Skip all pictures, then print the remaining material exactly.

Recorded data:
** BEGIN **

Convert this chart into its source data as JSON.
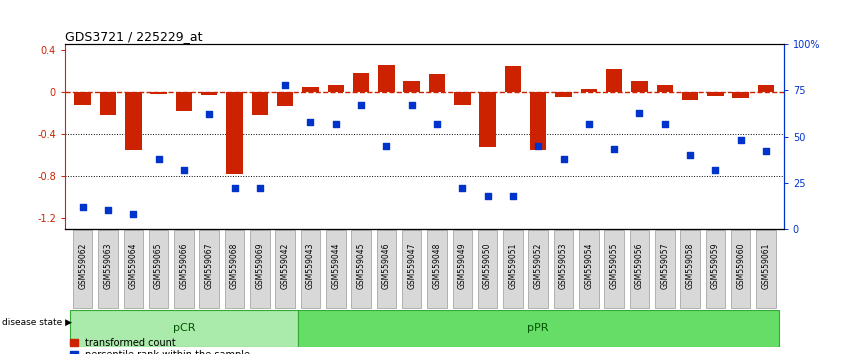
{
  "title": "GDS3721 / 225229_at",
  "samples": [
    "GSM559062",
    "GSM559063",
    "GSM559064",
    "GSM559065",
    "GSM559066",
    "GSM559067",
    "GSM559068",
    "GSM559069",
    "GSM559042",
    "GSM559043",
    "GSM559044",
    "GSM559045",
    "GSM559046",
    "GSM559047",
    "GSM559048",
    "GSM559049",
    "GSM559050",
    "GSM559051",
    "GSM559052",
    "GSM559053",
    "GSM559054",
    "GSM559055",
    "GSM559056",
    "GSM559057",
    "GSM559058",
    "GSM559059",
    "GSM559060",
    "GSM559061"
  ],
  "bar_values": [
    -0.13,
    -0.22,
    -0.55,
    -0.02,
    -0.18,
    -0.03,
    -0.78,
    -0.22,
    -0.14,
    0.04,
    0.06,
    0.18,
    0.25,
    0.1,
    0.17,
    -0.13,
    -0.52,
    0.24,
    -0.55,
    -0.05,
    0.03,
    0.22,
    0.1,
    0.06,
    -0.08,
    -0.04,
    -0.06,
    0.06
  ],
  "dot_values": [
    12,
    10,
    8,
    38,
    32,
    62,
    22,
    22,
    78,
    58,
    57,
    67,
    45,
    67,
    57,
    22,
    18,
    18,
    45,
    38,
    57,
    43,
    63,
    57,
    40,
    32,
    48,
    42
  ],
  "pCR_count": 9,
  "pPR_count": 19,
  "ylim_left": [
    -1.3,
    0.45
  ],
  "ylim_right": [
    0,
    100
  ],
  "yticks_left": [
    0.4,
    0.0,
    -0.4,
    -0.8,
    -1.2
  ],
  "ytick_labels_left": [
    "0.4",
    "0",
    "-0.4",
    "-0.8",
    "-1.2"
  ],
  "yticks_right": [
    100,
    75,
    50,
    25,
    0
  ],
  "ytick_labels_right": [
    "100%",
    "75",
    "50",
    "25",
    "0"
  ],
  "bar_color": "#CC2200",
  "dot_color": "#0033CC",
  "hline_color": "#CC2200",
  "grid_color": "#000000",
  "pCR_color": "#AAEAAA",
  "pPR_color": "#66DD66",
  "label_bar": "transformed count",
  "label_dot": "percentile rank within the sample",
  "disease_state_label": "disease state",
  "pCR_label": "pCR",
  "pPR_label": "pPR",
  "background_color": "#FFFFFF"
}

** END **

__Solution for this problem__:
Convert this chart into its source data as JSON.
{
  "title": "GDS3721 / 225229_at",
  "samples": [
    "GSM559062",
    "GSM559063",
    "GSM559064",
    "GSM559065",
    "GSM559066",
    "GSM559067",
    "GSM559068",
    "GSM559069",
    "GSM559042",
    "GSM559043",
    "GSM559044",
    "GSM559045",
    "GSM559046",
    "GSM559047",
    "GSM559048",
    "GSM559049",
    "GSM559050",
    "GSM559051",
    "GSM559052",
    "GSM559053",
    "GSM559054",
    "GSM559055",
    "GSM559056",
    "GSM559057",
    "GSM559058",
    "GSM559059",
    "GSM559060",
    "GSM559061"
  ],
  "bar_values": [
    -0.13,
    -0.22,
    -0.55,
    -0.02,
    -0.18,
    -0.03,
    -0.78,
    -0.22,
    -0.14,
    0.04,
    0.06,
    0.18,
    0.25,
    0.1,
    0.17,
    -0.13,
    -0.52,
    0.24,
    -0.55,
    -0.05,
    0.03,
    0.22,
    0.1,
    0.06,
    -0.08,
    -0.04,
    -0.06,
    0.06
  ],
  "dot_values": [
    12,
    10,
    8,
    38,
    32,
    62,
    22,
    22,
    78,
    58,
    57,
    67,
    45,
    67,
    57,
    22,
    18,
    18,
    45,
    38,
    57,
    43,
    63,
    57,
    40,
    32,
    48,
    42
  ],
  "pCR_count": 9,
  "pPR_count": 19,
  "ylim_left": [
    -1.3,
    0.45
  ],
  "ylim_right": [
    0,
    100
  ],
  "yticks_left": [
    0.4,
    0.0,
    -0.4,
    -0.8,
    -1.2
  ],
  "ytick_labels_left": [
    "0.4",
    "0",
    "-0.4",
    "-0.8",
    "-1.2"
  ],
  "yticks_right": [
    100,
    75,
    50,
    25,
    0
  ],
  "ytick_labels_right": [
    "100%",
    "75",
    "50",
    "25",
    "0"
  ],
  "bar_color": "#CC2200",
  "dot_color": "#0033CC",
  "hline_color": "#CC2200",
  "grid_color": "#000000",
  "pCR_color": "#AAEAAA",
  "pPR_color": "#66DD66",
  "label_bar": "transformed count",
  "label_dot": "percentile rank within the sample",
  "disease_state_label": "disease state",
  "pCR_label": "pCR",
  "pPR_label": "pPR",
  "background_color": "#FFFFFF"
}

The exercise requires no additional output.